The Trustees of Reservations Week, Northeast Massachusetts Gems

As editor and publisher of the Atlantic Monthly, Ellery Sedgwick worked with some of the finest writers of his time, including Ernest Hemingway and Robert Frost. Yet, it’s his marriages to not one, but two accomplished gardeners and horticulturists that has had far more of a lasting impression. In 1916, Sedgwick moved with his first wife, Mabel, to a 114-acre hillside property in the North Shore. He built a Federal-style brick house and even had the verandah shipped from a former hotel in Charleston. The house sits atop a drumlin staring out at forest, but it’s the incredible gardens at Long Hill in Beverly that will capture your attention. 
 
I was fortunate yesterday to tour the majestic grounds with current horticulturist Dan Bouchard. He tells me that any season you visit Long Hill, there will be something in bloom. Right now, however, there’s an explosion of spring color from the beautiful blue forget-me-nots to exotic Chinese redbud to the soft yellow and very rare Molly the Witch peonies. The assemblage of trees is also exceptional, from the tall dawn redwood planted by Sedgwick’s second wife, Marjorie, to the signature copper beech in front of the house nearing a century old to the eastern red cedars that are native to this land. The needles on the Japanese umbrella pine feel like plastic, the thick bark on the weeping hemlock out of a fairy tale. You half expect a gnome to open a hidden door. That’s how special this place is.

------------------------------------------------------------

- Job A: According to the passage about Long Hill, from what city was the verandah of the Sedgwick house shipped?
- Job B: Write a continuation of the passage about Long Hill, beginning after its final sentence.
The lines that follow have no connection to the passage about Long Hill.

- Annotated region listings:
------------------------------------------------------------

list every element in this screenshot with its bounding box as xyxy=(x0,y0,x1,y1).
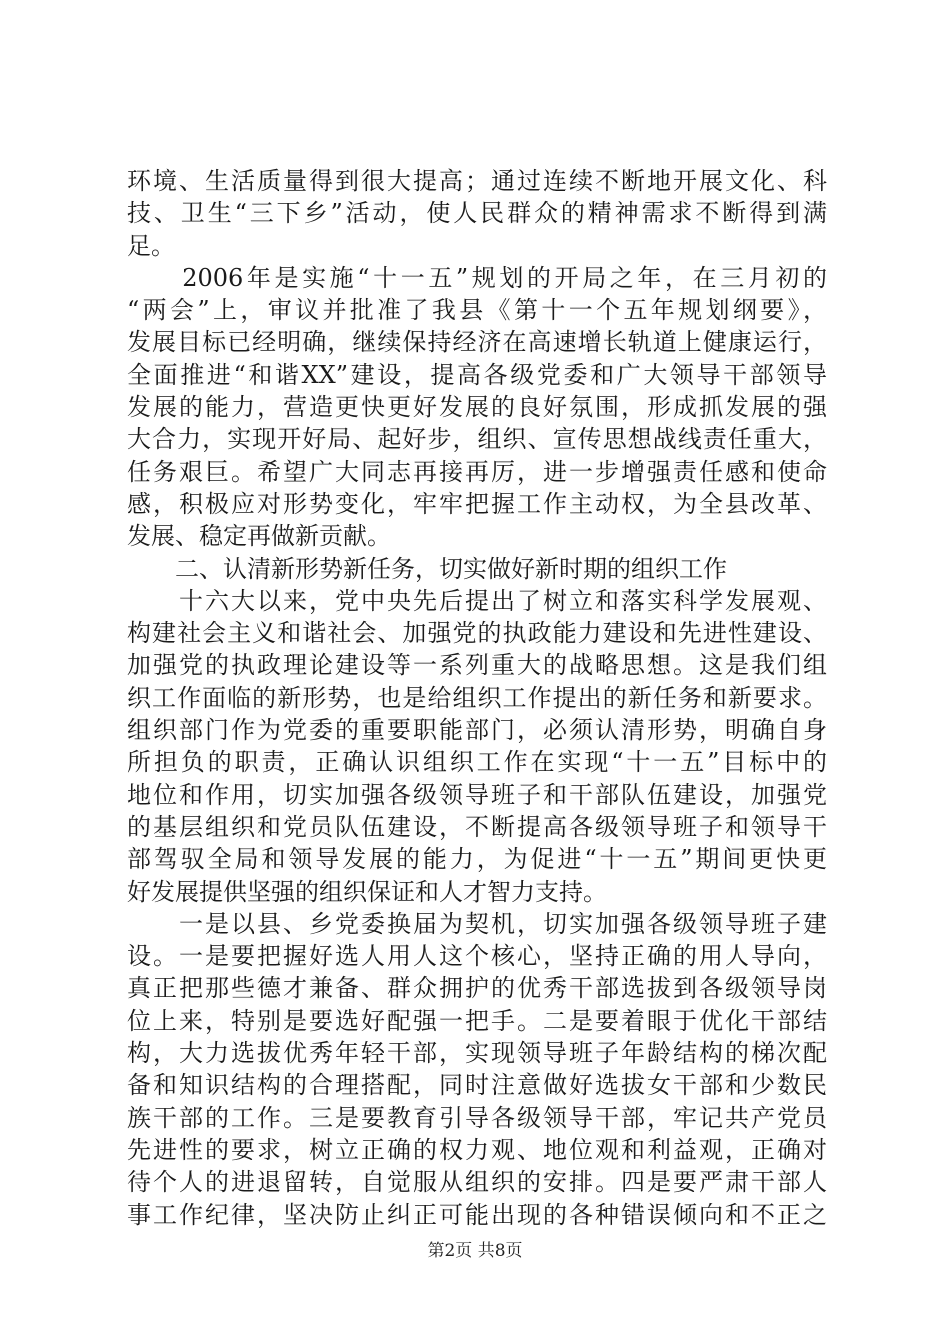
text-line: 位上来，特别是要选好配强一把手。二是要着眼于优化干部结 xyxy=(127,1006,827,1035)
text-line: 感，积极应对形势变化，牢牢把握工作主动权，为全县改革、 xyxy=(127,489,827,518)
text-line: 环境、生活质量得到很大提高；通过连续不断地开展文化、科 xyxy=(127,167,827,195)
text-line: 事工作纪律，坚决防止纠正可能出现的各种错误倾向和不正之 xyxy=(127,1200,827,1229)
text-line: 大合力，实现开好局、起好步，组织、宣传思想战线责任重大， xyxy=(127,425,827,454)
text-line: 地位和作用，切实加强各级领导班子和干部队伍建设，加强党 xyxy=(127,780,827,809)
paragraph xyxy=(127,585,827,908)
text-line: 部驾驭全局和领导发展的能力，为促进“十一五”期间更快更 xyxy=(127,845,827,874)
text-line: 待个人的进退留转，自觉服从组织的安排。四是要严肃干部人 xyxy=(127,1168,827,1197)
text-line: 构，大力选拔优秀年轻干部，实现领导班子年龄结构的梯次配 xyxy=(127,1039,827,1068)
paragraph xyxy=(127,165,827,262)
paragraph xyxy=(127,908,827,1231)
paragraph xyxy=(127,262,827,553)
paragraph xyxy=(127,553,827,585)
text-line: 设。一是要把握好选人用人这个核心，坚持正确的用人导向， xyxy=(127,942,827,971)
text-line: 族干部的工作。三是要教育引导各级领导干部，牢记共产党员 xyxy=(127,1103,827,1132)
text-line: 组织部门作为党委的重要职能部门，必须认清形势，明确自身 xyxy=(127,716,827,745)
text-line: 任务艰巨。希望广大同志再接再厉，进一步增强责任感和使命 xyxy=(127,457,827,486)
text-line: 发展、稳定再做新贡献。 xyxy=(127,522,391,551)
text-line: 技、卫生“三下乡”活动，使人民群众的精神需求不断得到满 xyxy=(127,199,827,228)
text-line: 的基层组织和党员队伍建设，不断提高各级领导班子和领导干 xyxy=(127,812,827,841)
text-line: 备和知识结构的合理搭配，同时注意做好选拔女干部和少数民 xyxy=(127,1071,827,1100)
text-line: 一是以县、乡党委换届为契机，切实加强各级领导班子建 xyxy=(127,909,827,938)
text-line: 全面推进“和谐XX”建设，提高各级党委和广大领导干部领导 xyxy=(127,360,827,389)
page-footer: 第2页 共8页 xyxy=(427,1241,523,1261)
text-line: 发展的能力，营造更快更好发展的良好氛围，形成抓发展的强 xyxy=(127,393,827,422)
document-body xyxy=(127,165,827,1231)
text-line: 织工作面临的新形势，也是给组织工作提出的新任务和新要求。 xyxy=(127,683,827,712)
text-line: 真正把那些德才兼备、群众拥护的优秀干部选拔到各级领导岗 xyxy=(127,974,827,1003)
text-line: 2006年是实施“十一五”规划的开局之年，在三月初的 xyxy=(127,263,827,292)
text-line: 构建社会主义和谐社会、加强党的执政能力建设和先进性建设、 xyxy=(127,619,827,648)
text-line: 十六大以来，党中央先后提出了树立和落实科学发展观、 xyxy=(127,586,827,615)
text-line: 发展目标已经明确，继续保持经济在高速增长轨道上健康运行， xyxy=(127,328,827,357)
text-line: “两会”上，审议并批准了我县《第十一个五年规划纲要》， xyxy=(127,296,827,325)
text-line: 好发展提供坚强的组织保证和人才智力支持。 xyxy=(127,877,607,906)
text-line: 加强党的执政理论建设等一系列重大的战略思想。这是我们组 xyxy=(127,651,827,680)
text-line: 足。 xyxy=(127,231,175,260)
text-line: 所担负的职责，正确认识组织工作在实现“十一五”目标中的 xyxy=(127,748,827,777)
text-line: 二、认清新形势新任务，切实做好新时期的组织工作 xyxy=(127,554,727,583)
text-line: 先进性的要求，树立正确的权力观、地位观和利益观，正确对 xyxy=(127,1135,827,1164)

------------------------------------------------------------

- Response A: It was shipped from a former hotel in Charleston.

- Response B:
 
From Long Hill, I headed to Gloucester just beyond Stage Fort Pork to Ravenswood Park. This 600-acre refuge, filled with hemlocks and birches, is popular with local dog walkers and mountain bikers. Similar to Acadia National Park’s carriage paths, Ravenswood has ten miles of crushed gravel that’s ideal for first time mountain bikers. Even on a warm spring day, strolling past the many glacial boulders, I spotted few other people. If you need to escape the Cape Ann crowds this summer, try Ravenswood.
 
Then I was off to Andover to visit Ward Reservation and climb Holt Hill. The 1-mile round-trip trail brings you through forest and alongside meadows, where you look down and see a labyrinth of old stone walls. Keep on climbing the grassy trail until you reach the short summit overlooking the expanse of Merrimack Valley. Yes, those buildings on the horizon make up the Boston skyline with the Prudential Building standing all the way to your right. 
 
A quick stop to see the tulips at the nearby Stevens-Coolidge Place and then I was driving to the central part of the state to camp overnight at Tully Lake Campground. The Trustees has their own version of March Madness. It’s the time of year when the campsites at Tully Lake Campground are available for reservations. Within an hour, the prime waterfront camping sites on Tully Lake—numbers 7, 16, 20-A, and 31—are pretty much sold out on summer weekends. Come to this tranquil lake where there is little or no motorized boat traffic and tents-only campsites and you’ll understand why campers return year after year. Many bring their own kayaks to paddle to the sandy islands and within narrow Tully River. The Trustees rent their own kayaks and also offer stand-up paddleboarding lessons on Sunday in season, mid-May to late October. Hiking trails lead to Doane's Falls, where Lawrence Brook tumbles over a series of ledges before it reaches Tully Lake. Ranger Sara leads paddlers to see beavers and Ranger Keith teaches kids how to fish. Also bring your mountain bike, since there’s a 7-mile loop around Long Pond. Tully Lake Campground is one property that people in the know would like to keep a coveted secret.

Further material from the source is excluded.